■ EXERCISE DETAILS:
Take each line containing the word "династии" and copy it.

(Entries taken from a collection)
§
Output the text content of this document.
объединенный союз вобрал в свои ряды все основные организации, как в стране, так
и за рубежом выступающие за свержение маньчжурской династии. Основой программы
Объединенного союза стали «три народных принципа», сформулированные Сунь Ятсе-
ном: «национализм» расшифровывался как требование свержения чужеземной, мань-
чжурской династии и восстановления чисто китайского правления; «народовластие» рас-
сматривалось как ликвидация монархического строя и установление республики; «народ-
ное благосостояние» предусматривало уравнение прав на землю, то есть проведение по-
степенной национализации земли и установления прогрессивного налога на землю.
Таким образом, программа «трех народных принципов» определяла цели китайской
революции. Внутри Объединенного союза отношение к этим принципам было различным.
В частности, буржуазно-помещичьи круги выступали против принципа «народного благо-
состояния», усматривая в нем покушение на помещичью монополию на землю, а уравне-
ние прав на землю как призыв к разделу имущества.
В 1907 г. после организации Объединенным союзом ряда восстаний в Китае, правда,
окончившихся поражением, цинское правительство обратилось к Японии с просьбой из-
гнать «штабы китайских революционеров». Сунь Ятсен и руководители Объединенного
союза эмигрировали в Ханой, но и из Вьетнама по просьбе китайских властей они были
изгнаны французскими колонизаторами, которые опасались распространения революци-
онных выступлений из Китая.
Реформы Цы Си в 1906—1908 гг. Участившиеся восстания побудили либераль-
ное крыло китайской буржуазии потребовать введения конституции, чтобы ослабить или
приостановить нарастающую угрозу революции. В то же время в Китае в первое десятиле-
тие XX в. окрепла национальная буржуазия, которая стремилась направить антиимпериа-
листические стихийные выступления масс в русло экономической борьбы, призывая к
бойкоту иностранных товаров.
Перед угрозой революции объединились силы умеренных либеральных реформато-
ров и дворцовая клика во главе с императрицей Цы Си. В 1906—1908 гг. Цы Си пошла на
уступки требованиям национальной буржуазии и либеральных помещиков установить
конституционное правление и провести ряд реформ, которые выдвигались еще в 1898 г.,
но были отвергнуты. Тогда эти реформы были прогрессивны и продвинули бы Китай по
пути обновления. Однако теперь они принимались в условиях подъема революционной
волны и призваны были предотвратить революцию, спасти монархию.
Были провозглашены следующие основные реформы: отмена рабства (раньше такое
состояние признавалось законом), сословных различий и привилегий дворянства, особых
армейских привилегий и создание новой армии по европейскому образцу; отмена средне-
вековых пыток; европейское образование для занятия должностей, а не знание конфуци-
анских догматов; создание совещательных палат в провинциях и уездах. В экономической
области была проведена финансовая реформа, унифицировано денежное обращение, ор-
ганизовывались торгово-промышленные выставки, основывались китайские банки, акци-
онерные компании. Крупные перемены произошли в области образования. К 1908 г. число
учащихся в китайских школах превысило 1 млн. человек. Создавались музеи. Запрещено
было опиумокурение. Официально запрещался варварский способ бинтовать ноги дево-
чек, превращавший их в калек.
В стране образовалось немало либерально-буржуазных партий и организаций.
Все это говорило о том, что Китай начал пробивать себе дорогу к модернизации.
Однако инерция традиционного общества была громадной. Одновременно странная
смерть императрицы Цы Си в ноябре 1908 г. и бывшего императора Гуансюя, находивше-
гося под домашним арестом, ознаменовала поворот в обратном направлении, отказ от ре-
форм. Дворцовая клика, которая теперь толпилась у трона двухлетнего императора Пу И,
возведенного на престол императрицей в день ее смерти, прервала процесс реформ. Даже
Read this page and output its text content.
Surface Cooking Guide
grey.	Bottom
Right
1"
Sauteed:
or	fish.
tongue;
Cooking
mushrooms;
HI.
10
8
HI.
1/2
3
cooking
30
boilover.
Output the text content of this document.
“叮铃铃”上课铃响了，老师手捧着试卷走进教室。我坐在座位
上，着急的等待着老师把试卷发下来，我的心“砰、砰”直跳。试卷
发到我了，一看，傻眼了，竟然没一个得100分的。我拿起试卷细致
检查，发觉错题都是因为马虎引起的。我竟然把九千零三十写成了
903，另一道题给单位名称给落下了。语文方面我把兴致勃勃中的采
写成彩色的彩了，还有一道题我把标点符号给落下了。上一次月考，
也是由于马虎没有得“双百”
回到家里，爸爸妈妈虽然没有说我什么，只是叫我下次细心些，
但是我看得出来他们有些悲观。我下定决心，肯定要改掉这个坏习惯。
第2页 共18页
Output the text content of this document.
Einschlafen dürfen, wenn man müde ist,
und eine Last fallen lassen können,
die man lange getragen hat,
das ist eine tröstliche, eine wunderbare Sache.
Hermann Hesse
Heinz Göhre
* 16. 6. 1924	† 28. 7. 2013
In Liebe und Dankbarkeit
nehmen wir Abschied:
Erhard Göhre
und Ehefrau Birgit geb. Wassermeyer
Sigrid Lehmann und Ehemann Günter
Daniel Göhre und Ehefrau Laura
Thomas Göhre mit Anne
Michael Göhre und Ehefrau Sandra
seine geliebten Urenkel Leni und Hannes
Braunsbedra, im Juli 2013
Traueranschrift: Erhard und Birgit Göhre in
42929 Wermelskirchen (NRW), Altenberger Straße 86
§
■ WRITTEN ANSWER:
и за рубежом выступающие за свержение маньчжурской династии. Основой программы
чжурской династии и восстановления чисто китайского правления; «народовластие» рас-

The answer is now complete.